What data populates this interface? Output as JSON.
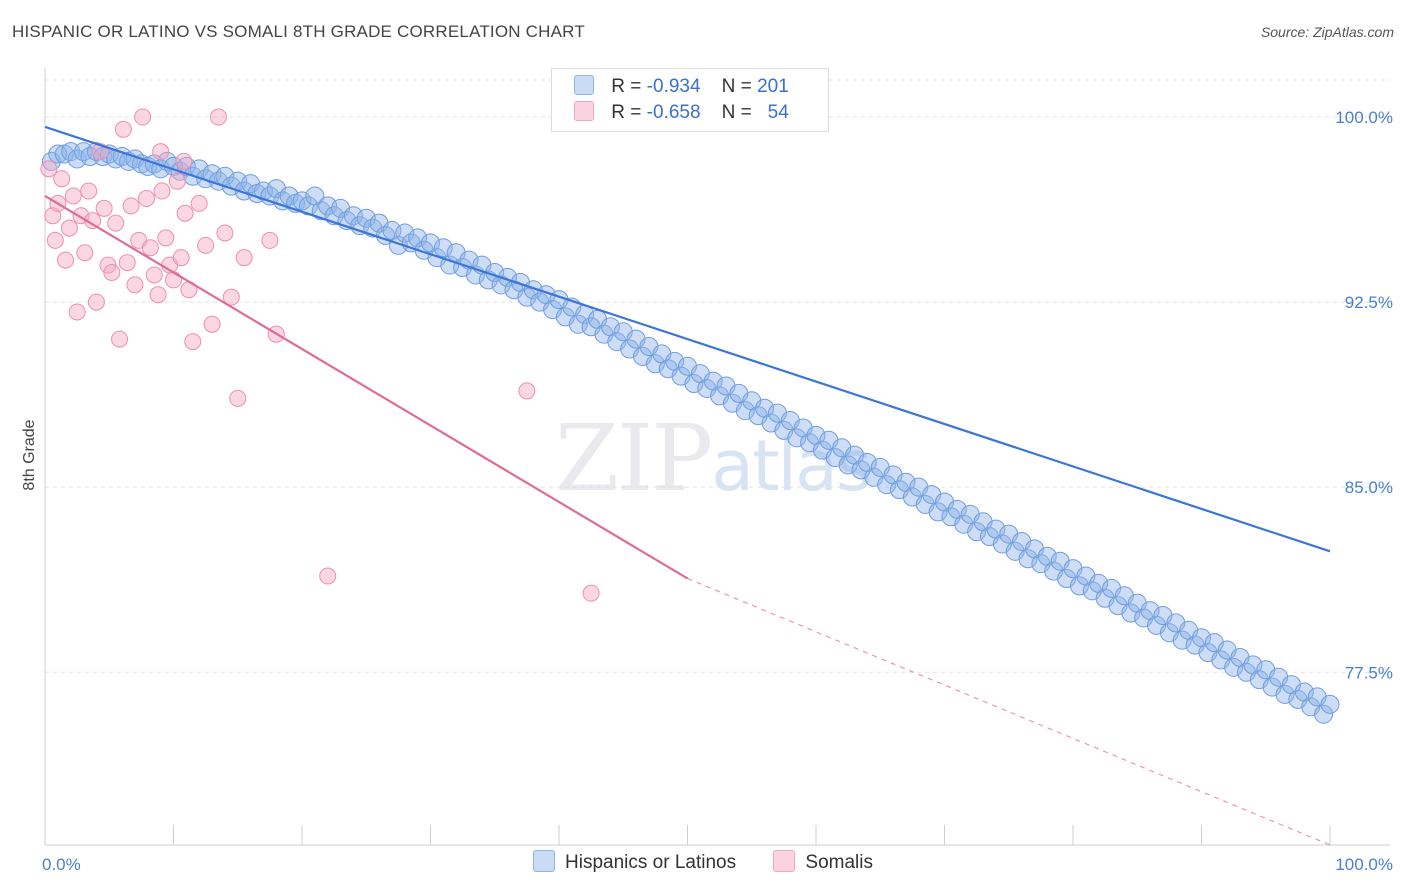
{
  "header": {
    "title": "HISPANIC OR LATINO VS SOMALI 8TH GRADE CORRELATION CHART",
    "source": "Source: ZipAtlas.com"
  },
  "watermark": {
    "zip": "ZIP",
    "atlas": "atlas"
  },
  "legend": {
    "rows": [
      {
        "r_label": "R =",
        "r_value": "-0.934",
        "n_label": "N =",
        "n_value": "201",
        "color": "#8fb4e8"
      },
      {
        "r_label": "R =",
        "r_value": "-0.658",
        "n_label": "N =",
        "n_value": "54",
        "color": "#f4a6c0"
      }
    ]
  },
  "bottom_legend": [
    {
      "label": "Hispanics or Latinos",
      "color": "#8fb4e8"
    },
    {
      "label": "Somalis",
      "color": "#f4a6c0"
    }
  ],
  "chart_data": {
    "type": "scatter",
    "title": "HISPANIC OR LATINO VS SOMALI 8TH GRADE CORRELATION CHART",
    "xlabel": "",
    "ylabel": "8th Grade",
    "xlim": [
      0,
      100
    ],
    "ylim": [
      70.5,
      101.5
    ],
    "x_tick_labels": [
      "0.0%",
      "100.0%"
    ],
    "y_ticks": [
      100.0,
      92.5,
      85.0,
      77.5
    ],
    "y_tick_labels": [
      "100.0%",
      "92.5%",
      "85.0%",
      "77.5%"
    ],
    "grid": "horizontal dashed",
    "colors": {
      "blue": "#8fb4e8",
      "blue_line": "#3b75d6",
      "pink": "#f4a6c0",
      "pink_line": "#e06b95"
    },
    "series": [
      {
        "name": "Hispanics or Latinos",
        "trend": {
          "x0": 0,
          "y0": 99.6,
          "x1": 100,
          "y1": 82.4
        },
        "points": [
          [
            0.5,
            98.2
          ],
          [
            1,
            98.5
          ],
          [
            1.5,
            98.5
          ],
          [
            2,
            98.6
          ],
          [
            2.5,
            98.3
          ],
          [
            3,
            98.6
          ],
          [
            3.5,
            98.4
          ],
          [
            4,
            98.6
          ],
          [
            4.5,
            98.4
          ],
          [
            5,
            98.5
          ],
          [
            5.5,
            98.3
          ],
          [
            6,
            98.4
          ],
          [
            6.5,
            98.2
          ],
          [
            7,
            98.3
          ],
          [
            7.5,
            98.1
          ],
          [
            8,
            98.0
          ],
          [
            8.5,
            98.1
          ],
          [
            9,
            97.9
          ],
          [
            9.5,
            98.2
          ],
          [
            10,
            98.0
          ],
          [
            10.5,
            97.8
          ],
          [
            11,
            98.0
          ],
          [
            11.5,
            97.6
          ],
          [
            12,
            97.9
          ],
          [
            12.5,
            97.5
          ],
          [
            13,
            97.7
          ],
          [
            13.5,
            97.4
          ],
          [
            14,
            97.6
          ],
          [
            14.5,
            97.2
          ],
          [
            15,
            97.4
          ],
          [
            15.5,
            97.0
          ],
          [
            16,
            97.3
          ],
          [
            16.5,
            96.9
          ],
          [
            17,
            97.0
          ],
          [
            17.5,
            96.8
          ],
          [
            18,
            97.1
          ],
          [
            18.5,
            96.6
          ],
          [
            19,
            96.8
          ],
          [
            19.5,
            96.5
          ],
          [
            20,
            96.6
          ],
          [
            20.5,
            96.4
          ],
          [
            21,
            96.8
          ],
          [
            21.5,
            96.2
          ],
          [
            22,
            96.4
          ],
          [
            22.5,
            96.0
          ],
          [
            23,
            96.3
          ],
          [
            23.5,
            95.8
          ],
          [
            24,
            96.0
          ],
          [
            24.5,
            95.6
          ],
          [
            25,
            95.9
          ],
          [
            25.5,
            95.5
          ],
          [
            26,
            95.7
          ],
          [
            26.5,
            95.2
          ],
          [
            27,
            95.4
          ],
          [
            27.5,
            94.8
          ],
          [
            28,
            95.3
          ],
          [
            28.5,
            94.9
          ],
          [
            29,
            95.1
          ],
          [
            29.5,
            94.6
          ],
          [
            30,
            94.9
          ],
          [
            30.5,
            94.3
          ],
          [
            31,
            94.7
          ],
          [
            31.5,
            94.0
          ],
          [
            32,
            94.5
          ],
          [
            32.5,
            93.9
          ],
          [
            33,
            94.2
          ],
          [
            33.5,
            93.6
          ],
          [
            34,
            94.0
          ],
          [
            34.5,
            93.4
          ],
          [
            35,
            93.7
          ],
          [
            35.5,
            93.2
          ],
          [
            36,
            93.5
          ],
          [
            36.5,
            93.0
          ],
          [
            37,
            93.3
          ],
          [
            37.5,
            92.7
          ],
          [
            38,
            93.0
          ],
          [
            38.5,
            92.5
          ],
          [
            39,
            92.8
          ],
          [
            39.5,
            92.2
          ],
          [
            40,
            92.6
          ],
          [
            40.5,
            91.9
          ],
          [
            41,
            92.3
          ],
          [
            41.5,
            91.6
          ],
          [
            42,
            92.0
          ],
          [
            42.5,
            91.5
          ],
          [
            43,
            91.8
          ],
          [
            43.5,
            91.2
          ],
          [
            44,
            91.5
          ],
          [
            44.5,
            90.9
          ],
          [
            45,
            91.3
          ],
          [
            45.5,
            90.6
          ],
          [
            46,
            91.0
          ],
          [
            46.5,
            90.3
          ],
          [
            47,
            90.7
          ],
          [
            47.5,
            90.0
          ],
          [
            48,
            90.4
          ],
          [
            48.5,
            89.8
          ],
          [
            49,
            90.1
          ],
          [
            49.5,
            89.5
          ],
          [
            50,
            89.9
          ],
          [
            50.5,
            89.2
          ],
          [
            51,
            89.6
          ],
          [
            51.5,
            89.0
          ],
          [
            52,
            89.3
          ],
          [
            52.5,
            88.7
          ],
          [
            53,
            89.1
          ],
          [
            53.5,
            88.4
          ],
          [
            54,
            88.8
          ],
          [
            54.5,
            88.1
          ],
          [
            55,
            88.5
          ],
          [
            55.5,
            87.9
          ],
          [
            56,
            88.2
          ],
          [
            56.5,
            87.6
          ],
          [
            57,
            88.0
          ],
          [
            57.5,
            87.3
          ],
          [
            58,
            87.7
          ],
          [
            58.5,
            87.0
          ],
          [
            59,
            87.4
          ],
          [
            59.5,
            86.8
          ],
          [
            60,
            87.1
          ],
          [
            60.5,
            86.5
          ],
          [
            61,
            86.9
          ],
          [
            61.5,
            86.2
          ],
          [
            62,
            86.6
          ],
          [
            62.5,
            85.9
          ],
          [
            63,
            86.3
          ],
          [
            63.5,
            85.7
          ],
          [
            64,
            86.0
          ],
          [
            64.5,
            85.4
          ],
          [
            65,
            85.8
          ],
          [
            65.5,
            85.1
          ],
          [
            66,
            85.5
          ],
          [
            66.5,
            84.9
          ],
          [
            67,
            85.2
          ],
          [
            67.5,
            84.6
          ],
          [
            68,
            85.0
          ],
          [
            68.5,
            84.3
          ],
          [
            69,
            84.7
          ],
          [
            69.5,
            84.0
          ],
          [
            70,
            84.4
          ],
          [
            70.5,
            83.8
          ],
          [
            71,
            84.1
          ],
          [
            71.5,
            83.5
          ],
          [
            72,
            83.9
          ],
          [
            72.5,
            83.2
          ],
          [
            73,
            83.6
          ],
          [
            73.5,
            83.0
          ],
          [
            74,
            83.3
          ],
          [
            74.5,
            82.7
          ],
          [
            75,
            83.1
          ],
          [
            75.5,
            82.4
          ],
          [
            76,
            82.8
          ],
          [
            76.5,
            82.1
          ],
          [
            77,
            82.5
          ],
          [
            77.5,
            81.9
          ],
          [
            78,
            82.2
          ],
          [
            78.5,
            81.6
          ],
          [
            79,
            82.0
          ],
          [
            79.5,
            81.3
          ],
          [
            80,
            81.7
          ],
          [
            80.5,
            81.0
          ],
          [
            81,
            81.4
          ],
          [
            81.5,
            80.8
          ],
          [
            82,
            81.1
          ],
          [
            82.5,
            80.5
          ],
          [
            83,
            80.9
          ],
          [
            83.5,
            80.2
          ],
          [
            84,
            80.6
          ],
          [
            84.5,
            79.9
          ],
          [
            85,
            80.3
          ],
          [
            85.5,
            79.7
          ],
          [
            86,
            80.0
          ],
          [
            86.5,
            79.4
          ],
          [
            87,
            79.8
          ],
          [
            87.5,
            79.1
          ],
          [
            88,
            79.5
          ],
          [
            88.5,
            78.8
          ],
          [
            89,
            79.2
          ],
          [
            89.5,
            78.6
          ],
          [
            90,
            78.9
          ],
          [
            90.5,
            78.3
          ],
          [
            91,
            78.7
          ],
          [
            91.5,
            78.0
          ],
          [
            92,
            78.4
          ],
          [
            92.5,
            77.7
          ],
          [
            93,
            78.1
          ],
          [
            93.5,
            77.5
          ],
          [
            94,
            77.8
          ],
          [
            94.5,
            77.2
          ],
          [
            95,
            77.6
          ],
          [
            95.5,
            76.9
          ],
          [
            96,
            77.3
          ],
          [
            96.5,
            76.6
          ],
          [
            97,
            77.0
          ],
          [
            97.5,
            76.4
          ],
          [
            98,
            76.7
          ],
          [
            98.5,
            76.1
          ],
          [
            99,
            76.5
          ],
          [
            99.5,
            75.8
          ],
          [
            100,
            76.2
          ]
        ]
      },
      {
        "name": "Somalis",
        "trend": {
          "x0": 0,
          "y0": 96.8,
          "x1": 50,
          "y1": 81.3,
          "dash_to": {
            "x": 100,
            "y": 65.8
          }
        },
        "points": [
          [
            0.3,
            97.9
          ],
          [
            0.6,
            96.0
          ],
          [
            0.8,
            95.0
          ],
          [
            1.0,
            96.5
          ],
          [
            1.3,
            97.5
          ],
          [
            1.6,
            94.2
          ],
          [
            1.9,
            95.5
          ],
          [
            2.2,
            96.8
          ],
          [
            2.5,
            92.1
          ],
          [
            2.8,
            96.0
          ],
          [
            3.1,
            94.5
          ],
          [
            3.4,
            97.0
          ],
          [
            3.7,
            95.8
          ],
          [
            4.0,
            92.5
          ],
          [
            4.3,
            98.6
          ],
          [
            4.6,
            96.3
          ],
          [
            4.9,
            94.0
          ],
          [
            5.2,
            93.7
          ],
          [
            5.5,
            95.7
          ],
          [
            5.8,
            91.0
          ],
          [
            6.1,
            99.5
          ],
          [
            6.4,
            94.1
          ],
          [
            6.7,
            96.4
          ],
          [
            7.0,
            93.2
          ],
          [
            7.3,
            95.0
          ],
          [
            7.6,
            100.0
          ],
          [
            7.9,
            96.7
          ],
          [
            8.2,
            94.7
          ],
          [
            8.5,
            93.6
          ],
          [
            8.8,
            92.8
          ],
          [
            9.1,
            97.0
          ],
          [
            9.4,
            95.1
          ],
          [
            9.7,
            94.0
          ],
          [
            10.0,
            93.4
          ],
          [
            10.3,
            97.4
          ],
          [
            10.6,
            94.3
          ],
          [
            10.9,
            96.1
          ],
          [
            11.2,
            93.0
          ],
          [
            11.5,
            90.9
          ],
          [
            12.0,
            96.5
          ],
          [
            12.5,
            94.8
          ],
          [
            13.0,
            91.6
          ],
          [
            13.5,
            100.0
          ],
          [
            14.0,
            95.3
          ],
          [
            14.5,
            92.7
          ],
          [
            15.0,
            88.6
          ],
          [
            15.5,
            94.3
          ],
          [
            17.5,
            95.0
          ],
          [
            18.0,
            91.2
          ],
          [
            22.0,
            81.4
          ],
          [
            37.5,
            88.9
          ],
          [
            42.5,
            80.7
          ],
          [
            9.0,
            98.6
          ],
          [
            10.8,
            98.2
          ]
        ]
      }
    ]
  }
}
■ ■ ■
**Stated problem:**
Go through the lines above. Select every one that has the string "name".

**The solution:**
        "name": "Hispanics or Latinos",
        "name": "Somalis",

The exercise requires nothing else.